• EXERCISE: Gather all lines from the material that contain the word "Инженер".

• THE RECORDS:
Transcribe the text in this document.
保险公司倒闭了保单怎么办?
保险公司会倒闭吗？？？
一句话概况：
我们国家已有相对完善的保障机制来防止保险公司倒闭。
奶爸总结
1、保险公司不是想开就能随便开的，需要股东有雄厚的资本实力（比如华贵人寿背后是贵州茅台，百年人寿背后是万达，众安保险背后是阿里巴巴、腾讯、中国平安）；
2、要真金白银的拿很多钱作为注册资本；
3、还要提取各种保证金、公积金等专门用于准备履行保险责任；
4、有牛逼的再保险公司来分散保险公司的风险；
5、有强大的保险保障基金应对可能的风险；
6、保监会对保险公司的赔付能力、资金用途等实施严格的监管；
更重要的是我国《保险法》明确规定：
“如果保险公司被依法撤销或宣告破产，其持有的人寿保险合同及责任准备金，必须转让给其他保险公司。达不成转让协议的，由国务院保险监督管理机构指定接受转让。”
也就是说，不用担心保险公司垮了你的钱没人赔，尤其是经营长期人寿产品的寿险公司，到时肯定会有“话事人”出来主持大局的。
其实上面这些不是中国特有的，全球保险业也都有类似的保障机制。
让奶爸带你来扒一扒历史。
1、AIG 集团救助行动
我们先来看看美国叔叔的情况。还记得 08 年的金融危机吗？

...

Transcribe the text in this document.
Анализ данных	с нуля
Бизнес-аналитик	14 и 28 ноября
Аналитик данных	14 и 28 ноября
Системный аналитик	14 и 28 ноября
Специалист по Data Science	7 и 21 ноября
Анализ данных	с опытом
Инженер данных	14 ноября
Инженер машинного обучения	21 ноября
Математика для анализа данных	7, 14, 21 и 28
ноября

* * *

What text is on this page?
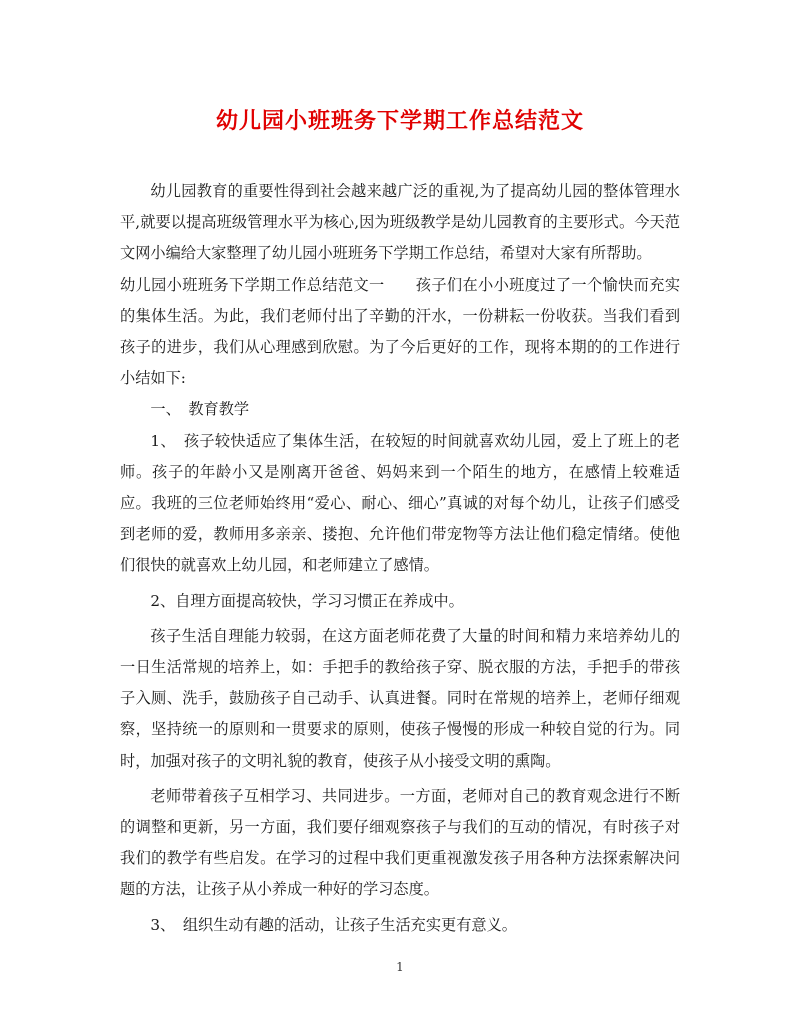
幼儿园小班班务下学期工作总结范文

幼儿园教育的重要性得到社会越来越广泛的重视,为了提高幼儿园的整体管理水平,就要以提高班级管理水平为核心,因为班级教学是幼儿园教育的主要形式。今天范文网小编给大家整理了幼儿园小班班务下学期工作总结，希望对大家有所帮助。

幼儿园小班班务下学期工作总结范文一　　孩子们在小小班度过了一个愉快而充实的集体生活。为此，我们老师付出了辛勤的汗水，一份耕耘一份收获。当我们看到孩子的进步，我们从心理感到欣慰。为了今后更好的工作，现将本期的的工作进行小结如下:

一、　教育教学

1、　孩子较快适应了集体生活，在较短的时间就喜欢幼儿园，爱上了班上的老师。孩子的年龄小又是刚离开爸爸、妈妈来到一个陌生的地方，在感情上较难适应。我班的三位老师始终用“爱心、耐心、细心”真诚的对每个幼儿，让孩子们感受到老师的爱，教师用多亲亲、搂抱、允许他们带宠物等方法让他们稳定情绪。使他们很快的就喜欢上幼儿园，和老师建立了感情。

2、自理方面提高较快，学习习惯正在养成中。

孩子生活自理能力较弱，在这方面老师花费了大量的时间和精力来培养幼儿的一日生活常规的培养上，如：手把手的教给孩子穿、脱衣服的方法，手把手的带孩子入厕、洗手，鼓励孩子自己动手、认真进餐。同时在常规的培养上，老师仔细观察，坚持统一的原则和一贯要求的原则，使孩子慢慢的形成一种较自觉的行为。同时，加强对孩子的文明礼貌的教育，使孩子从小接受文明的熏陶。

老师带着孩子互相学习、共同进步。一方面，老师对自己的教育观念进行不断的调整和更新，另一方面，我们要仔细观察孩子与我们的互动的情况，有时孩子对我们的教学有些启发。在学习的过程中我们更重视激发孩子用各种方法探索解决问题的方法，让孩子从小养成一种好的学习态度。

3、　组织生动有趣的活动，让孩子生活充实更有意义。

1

• TASK RESULT:
Инженер данных	14 ноября
Инженер машинного обучения	21 ноября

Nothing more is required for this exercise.